-------- DATASET RECORDS --------
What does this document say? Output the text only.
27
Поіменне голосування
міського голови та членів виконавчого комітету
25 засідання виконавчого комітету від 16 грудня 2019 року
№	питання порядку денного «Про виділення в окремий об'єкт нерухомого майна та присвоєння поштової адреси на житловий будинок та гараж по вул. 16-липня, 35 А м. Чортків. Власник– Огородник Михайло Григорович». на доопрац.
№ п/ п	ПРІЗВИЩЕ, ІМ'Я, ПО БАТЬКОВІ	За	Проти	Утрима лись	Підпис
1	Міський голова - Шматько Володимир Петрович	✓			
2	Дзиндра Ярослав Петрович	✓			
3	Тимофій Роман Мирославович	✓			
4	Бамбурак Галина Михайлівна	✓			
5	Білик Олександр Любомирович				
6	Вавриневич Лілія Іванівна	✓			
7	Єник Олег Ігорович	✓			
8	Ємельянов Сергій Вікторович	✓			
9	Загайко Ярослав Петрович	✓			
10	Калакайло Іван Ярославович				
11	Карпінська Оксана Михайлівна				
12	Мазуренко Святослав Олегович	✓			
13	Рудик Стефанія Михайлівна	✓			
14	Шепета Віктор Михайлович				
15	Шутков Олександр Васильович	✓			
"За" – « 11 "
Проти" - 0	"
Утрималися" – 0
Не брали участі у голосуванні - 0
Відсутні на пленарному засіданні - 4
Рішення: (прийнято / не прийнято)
--------
-------- DATASET RECORDS --------
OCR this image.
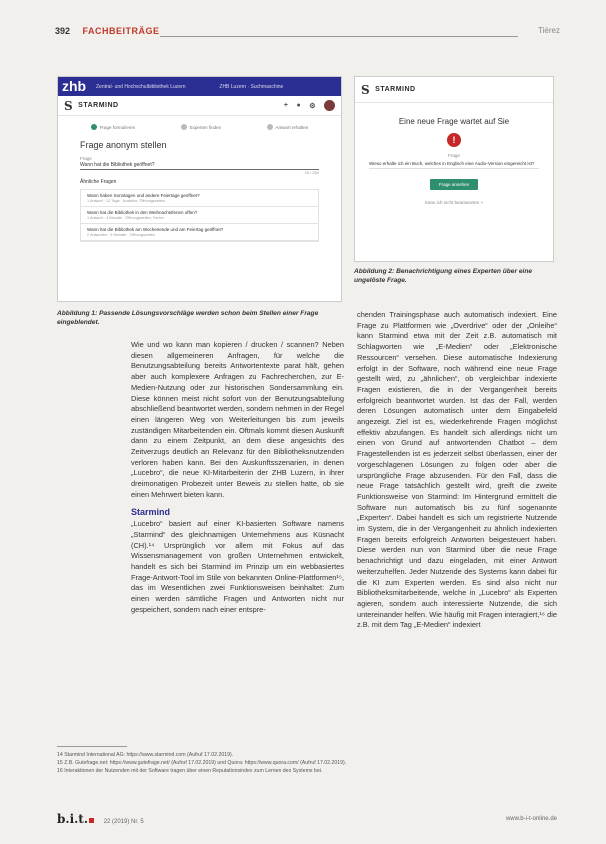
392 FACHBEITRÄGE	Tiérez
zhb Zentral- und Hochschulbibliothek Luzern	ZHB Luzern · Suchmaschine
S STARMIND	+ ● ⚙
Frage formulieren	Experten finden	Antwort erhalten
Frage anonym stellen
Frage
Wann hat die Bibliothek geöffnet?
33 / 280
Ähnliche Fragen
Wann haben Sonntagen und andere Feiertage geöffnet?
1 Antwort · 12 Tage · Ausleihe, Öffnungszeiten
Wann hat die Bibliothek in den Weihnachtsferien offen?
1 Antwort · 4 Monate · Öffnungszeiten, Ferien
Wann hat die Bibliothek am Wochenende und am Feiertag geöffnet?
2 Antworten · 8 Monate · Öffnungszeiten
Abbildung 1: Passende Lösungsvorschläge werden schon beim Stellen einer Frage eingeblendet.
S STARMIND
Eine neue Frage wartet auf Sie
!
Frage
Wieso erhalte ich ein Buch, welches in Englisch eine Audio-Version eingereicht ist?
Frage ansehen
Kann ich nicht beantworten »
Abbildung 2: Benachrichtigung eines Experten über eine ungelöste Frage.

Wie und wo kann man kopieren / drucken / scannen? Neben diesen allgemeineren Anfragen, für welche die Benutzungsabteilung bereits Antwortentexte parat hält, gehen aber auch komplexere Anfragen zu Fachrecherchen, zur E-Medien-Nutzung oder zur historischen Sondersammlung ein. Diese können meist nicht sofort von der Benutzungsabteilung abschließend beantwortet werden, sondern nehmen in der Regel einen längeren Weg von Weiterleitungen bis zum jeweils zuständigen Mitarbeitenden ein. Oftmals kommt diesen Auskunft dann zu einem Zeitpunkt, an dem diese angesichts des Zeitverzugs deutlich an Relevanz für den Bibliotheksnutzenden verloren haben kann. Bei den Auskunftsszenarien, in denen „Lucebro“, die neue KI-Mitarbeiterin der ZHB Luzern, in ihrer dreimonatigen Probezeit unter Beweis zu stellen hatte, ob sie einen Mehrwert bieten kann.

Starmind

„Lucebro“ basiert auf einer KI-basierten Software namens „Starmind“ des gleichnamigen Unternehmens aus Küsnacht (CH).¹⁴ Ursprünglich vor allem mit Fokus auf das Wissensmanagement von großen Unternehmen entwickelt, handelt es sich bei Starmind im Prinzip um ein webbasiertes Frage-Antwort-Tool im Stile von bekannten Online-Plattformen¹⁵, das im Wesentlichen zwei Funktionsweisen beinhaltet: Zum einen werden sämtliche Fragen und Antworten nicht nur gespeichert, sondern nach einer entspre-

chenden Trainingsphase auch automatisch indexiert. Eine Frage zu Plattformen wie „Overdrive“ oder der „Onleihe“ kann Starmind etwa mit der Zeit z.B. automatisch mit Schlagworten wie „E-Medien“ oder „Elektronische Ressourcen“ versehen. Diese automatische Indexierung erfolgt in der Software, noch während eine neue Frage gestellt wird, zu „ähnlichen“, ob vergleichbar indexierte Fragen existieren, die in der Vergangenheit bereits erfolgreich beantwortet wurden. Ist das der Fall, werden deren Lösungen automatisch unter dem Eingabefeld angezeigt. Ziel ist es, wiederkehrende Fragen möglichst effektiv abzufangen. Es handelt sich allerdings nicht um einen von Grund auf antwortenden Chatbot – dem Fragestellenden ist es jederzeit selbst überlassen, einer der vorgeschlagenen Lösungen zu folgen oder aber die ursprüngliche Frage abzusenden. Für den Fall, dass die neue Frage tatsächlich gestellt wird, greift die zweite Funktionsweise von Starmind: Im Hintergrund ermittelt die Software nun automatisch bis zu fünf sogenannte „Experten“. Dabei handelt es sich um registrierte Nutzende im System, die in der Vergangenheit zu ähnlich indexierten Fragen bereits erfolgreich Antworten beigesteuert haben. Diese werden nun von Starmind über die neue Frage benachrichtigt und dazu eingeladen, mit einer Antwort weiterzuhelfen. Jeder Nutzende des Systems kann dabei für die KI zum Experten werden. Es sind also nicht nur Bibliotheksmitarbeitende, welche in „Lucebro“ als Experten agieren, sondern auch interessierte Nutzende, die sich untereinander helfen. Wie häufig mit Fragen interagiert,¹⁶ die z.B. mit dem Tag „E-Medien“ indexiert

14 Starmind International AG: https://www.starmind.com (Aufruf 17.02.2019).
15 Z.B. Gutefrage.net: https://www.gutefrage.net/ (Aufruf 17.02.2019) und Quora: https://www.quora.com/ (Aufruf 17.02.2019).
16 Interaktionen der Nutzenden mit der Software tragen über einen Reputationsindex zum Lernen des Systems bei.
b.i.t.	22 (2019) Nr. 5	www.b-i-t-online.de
--------
- TASK TO COMPLETE -
Go through the records. Copy each line where "geöffnet" appears.

- THE RESULT -
Wann hat die Bibliothek geöffnet?
Wann haben Sonntagen und andere Feiertage geöffnet?
Wann hat die Bibliothek am Wochenende und am Feiertag geöffnet?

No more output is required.